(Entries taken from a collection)
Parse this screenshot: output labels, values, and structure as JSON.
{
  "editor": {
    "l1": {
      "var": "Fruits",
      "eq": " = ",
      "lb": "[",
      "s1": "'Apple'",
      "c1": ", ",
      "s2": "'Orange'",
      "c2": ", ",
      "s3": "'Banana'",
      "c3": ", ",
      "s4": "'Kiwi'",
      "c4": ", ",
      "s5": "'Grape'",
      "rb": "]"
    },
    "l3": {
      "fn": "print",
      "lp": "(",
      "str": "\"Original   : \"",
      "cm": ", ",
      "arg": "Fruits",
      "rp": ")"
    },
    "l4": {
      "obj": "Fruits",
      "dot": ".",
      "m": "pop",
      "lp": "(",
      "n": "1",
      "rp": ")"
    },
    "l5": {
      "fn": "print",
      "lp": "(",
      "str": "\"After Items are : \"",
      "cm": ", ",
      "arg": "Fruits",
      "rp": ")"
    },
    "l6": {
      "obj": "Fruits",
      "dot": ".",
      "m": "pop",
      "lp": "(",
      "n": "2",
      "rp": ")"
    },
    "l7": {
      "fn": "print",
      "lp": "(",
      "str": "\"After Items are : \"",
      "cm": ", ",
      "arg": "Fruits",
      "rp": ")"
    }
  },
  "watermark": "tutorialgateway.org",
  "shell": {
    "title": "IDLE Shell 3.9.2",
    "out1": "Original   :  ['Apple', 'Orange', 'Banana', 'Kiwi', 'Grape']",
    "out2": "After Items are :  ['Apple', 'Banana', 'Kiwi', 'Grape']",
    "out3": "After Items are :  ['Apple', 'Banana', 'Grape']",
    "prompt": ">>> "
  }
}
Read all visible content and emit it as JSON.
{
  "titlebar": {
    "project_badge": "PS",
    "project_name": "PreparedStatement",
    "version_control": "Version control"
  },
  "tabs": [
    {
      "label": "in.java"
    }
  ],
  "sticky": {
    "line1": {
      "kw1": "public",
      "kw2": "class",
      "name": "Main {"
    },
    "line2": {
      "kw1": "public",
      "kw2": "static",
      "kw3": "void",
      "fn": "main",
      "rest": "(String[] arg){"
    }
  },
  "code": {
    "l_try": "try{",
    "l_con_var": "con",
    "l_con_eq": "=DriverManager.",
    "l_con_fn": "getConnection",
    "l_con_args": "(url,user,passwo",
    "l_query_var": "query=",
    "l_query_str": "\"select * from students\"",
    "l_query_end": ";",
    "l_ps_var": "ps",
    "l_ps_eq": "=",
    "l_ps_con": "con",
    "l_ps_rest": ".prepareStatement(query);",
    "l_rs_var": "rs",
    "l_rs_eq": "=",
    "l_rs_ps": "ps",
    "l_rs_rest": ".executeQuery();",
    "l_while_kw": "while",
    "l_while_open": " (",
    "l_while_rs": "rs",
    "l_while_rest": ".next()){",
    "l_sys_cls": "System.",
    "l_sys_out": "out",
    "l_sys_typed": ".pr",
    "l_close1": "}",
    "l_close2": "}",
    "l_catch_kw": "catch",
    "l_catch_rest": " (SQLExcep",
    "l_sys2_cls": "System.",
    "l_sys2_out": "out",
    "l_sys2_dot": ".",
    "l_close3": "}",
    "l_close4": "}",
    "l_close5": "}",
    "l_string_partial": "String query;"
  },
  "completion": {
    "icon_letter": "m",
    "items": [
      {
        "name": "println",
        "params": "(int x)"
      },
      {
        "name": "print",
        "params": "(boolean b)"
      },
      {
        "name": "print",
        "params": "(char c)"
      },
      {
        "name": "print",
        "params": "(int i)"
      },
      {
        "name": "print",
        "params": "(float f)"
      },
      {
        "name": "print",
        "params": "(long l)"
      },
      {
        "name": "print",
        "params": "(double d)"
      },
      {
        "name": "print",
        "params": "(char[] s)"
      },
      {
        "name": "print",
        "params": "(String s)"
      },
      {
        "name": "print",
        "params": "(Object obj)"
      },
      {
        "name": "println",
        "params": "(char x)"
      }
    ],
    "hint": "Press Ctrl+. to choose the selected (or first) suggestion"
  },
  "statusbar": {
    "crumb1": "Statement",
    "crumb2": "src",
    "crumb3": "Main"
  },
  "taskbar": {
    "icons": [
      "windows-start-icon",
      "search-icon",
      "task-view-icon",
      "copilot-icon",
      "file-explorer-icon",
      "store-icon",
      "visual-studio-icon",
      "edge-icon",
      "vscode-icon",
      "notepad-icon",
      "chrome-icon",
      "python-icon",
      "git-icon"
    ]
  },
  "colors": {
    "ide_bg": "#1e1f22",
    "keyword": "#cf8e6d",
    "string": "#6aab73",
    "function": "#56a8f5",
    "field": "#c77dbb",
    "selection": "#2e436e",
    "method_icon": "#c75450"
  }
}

**WHAT THIS TASK INVOLVES**
Reproduce the data in full, exactly as presented.

**EXERCISE RESPONSE**
Parse this screenshot: output labels, values, and structure as JSON.
{
  "editor": {
    "l1": {
      "var": "Fruits",
      "eq": " = ",
      "lb": "[",
      "s1": "'Apple'",
      "c1": ", ",
      "s2": "'Orange'",
      "c2": ", ",
      "s3": "'Banana'",
      "c3": ", ",
      "s4": "'Kiwi'",
      "c4": ", ",
      "s5": "'Grape'",
      "rb": "]"
    },
    "l3": {
      "fn": "print",
      "lp": "(",
      "str": "\"Original   : \"",
      "cm": ", ",
      "arg": "Fruits",
      "rp": ")"
    },
    "l4": {
      "obj": "Fruits",
      "dot": ".",
      "m": "pop",
      "lp": "(",
      "n": "1",
      "rp": ")"
    },
    "l5": {
      "fn": "print",
      "lp": "(",
      "str": "\"After Items are : \"",
      "cm": ", ",
      "arg": "Fruits",
      "rp": ")"
    },
    "l6": {
      "obj": "Fruits",
      "dot": ".",
      "m": "pop",
      "lp": "(",
      "n": "2",
      "rp": ")"
    },
    "l7": {
      "fn": "print",
      "lp": "(",
      "str": "\"After Items are : \"",
      "cm": ", ",
      "arg": "Fruits",
      "rp": ")"
    }
  },
  "watermark": "tutorialgateway.org",
  "shell": {
    "title": "IDLE Shell 3.9.2",
    "out1": "Original   :  ['Apple', 'Orange', 'Banana', 'Kiwi', 'Grape']",
    "out2": "After Items are :  ['Apple', 'Banana', 'Kiwi', 'Grape']",
    "out3": "After Items are :  ['Apple', 'Banana', 'Grape']",
    "prompt": ">>> "
  }
}
Read all visible content and emit it as JSON.
{
  "titlebar": {
    "project_badge": "PS",
    "project_name": "PreparedStatement",
    "version_control": "Version control"
  },
  "tabs": [
    {
      "label": "in.java"
    }
  ],
  "sticky": {
    "line1": {
      "kw1": "public",
      "kw2": "class",
      "name": "Main {"
    },
    "line2": {
      "kw1": "public",
      "kw2": "static",
      "kw3": "void",
      "fn": "main",
      "rest": "(String[] arg){"
    }
  },
  "code": {
    "l_try": "try{",
    "l_con_var": "con",
    "l_con_eq": "=DriverManager.",
    "l_con_fn": "getConnection",
    "l_con_args": "(url,user,passwo",
    "l_query_var": "query=",
    "l_query_str": "\"select * from students\"",
    "l_query_end": ";",
    "l_ps_var": "ps",
    "l_ps_eq": "=",
    "l_ps_con": "con",
    "l_ps_rest": ".prepareStatement(query);",
    "l_rs_var": "rs",
    "l_rs_eq": "=",
    "l_rs_ps": "ps",
    "l_rs_rest": ".executeQuery();",
    "l_while_kw": "while",
    "l_while_open": " (",
    "l_while_rs": "rs",
    "l_while_rest": ".next()){",
    "l_sys_cls": "System.",
    "l_sys_out": "out",
    "l_sys_typed": ".pr",
    "l_close1": "}",
    "l_close2": "}",
    "l_catch_kw": "catch",
    "l_catch_rest": " (SQLExcep",
    "l_sys2_cls": "System.",
    "l_sys2_out": "out",
    "l_sys2_dot": ".",
    "l_close3": "}",
    "l_close4": "}",
    "l_close5": "}",
    "l_string_partial": "String query;"
  },
  "completion": {
    "icon_letter": "m",
    "items": [
      {
        "name": "println",
        "params": "(int x)"
      },
      {
        "name": "print",
        "params": "(boolean b)"
      },
      {
        "name": "print",
        "params": "(char c)"
      },
      {
        "name": "print",
        "params": "(int i)"
      },
      {
        "name": "print",
        "params": "(float f)"
      },
      {
        "name": "print",
        "params": "(long l)"
      },
      {
        "name": "print",
        "params": "(double d)"
      },
      {
        "name": "print",
        "params": "(char[] s)"
      },
      {
        "name": "print",
        "params": "(String s)"
      },
      {
        "name": "print",
        "params": "(Object obj)"
      },
      {
        "name": "println",
        "params": "(char x)"
      }
    ],
    "hint": "Press Ctrl+. to choose the selected (or first) suggestion"
  },
  "statusbar": {
    "crumb1": "Statement",
    "crumb2": "src",
    "crumb3": "Main"
  },
  "taskbar": {
    "icons": [
      "windows-start-icon",
      "search-icon",
      "task-view-icon",
      "copilot-icon",
      "file-explorer-icon",
      "store-icon",
      "visual-studio-icon",
      "edge-icon",
      "vscode-icon",
      "notepad-icon",
      "chrome-icon",
      "python-icon",
      "git-icon"
    ]
  },
  "colors": {
    "ide_bg": "#1e1f22",
    "keyword": "#cf8e6d",
    "string": "#6aab73",
    "function": "#56a8f5",
    "field": "#c77dbb",
    "selection": "#2e436e",
    "method_icon": "#c75450"
  }
}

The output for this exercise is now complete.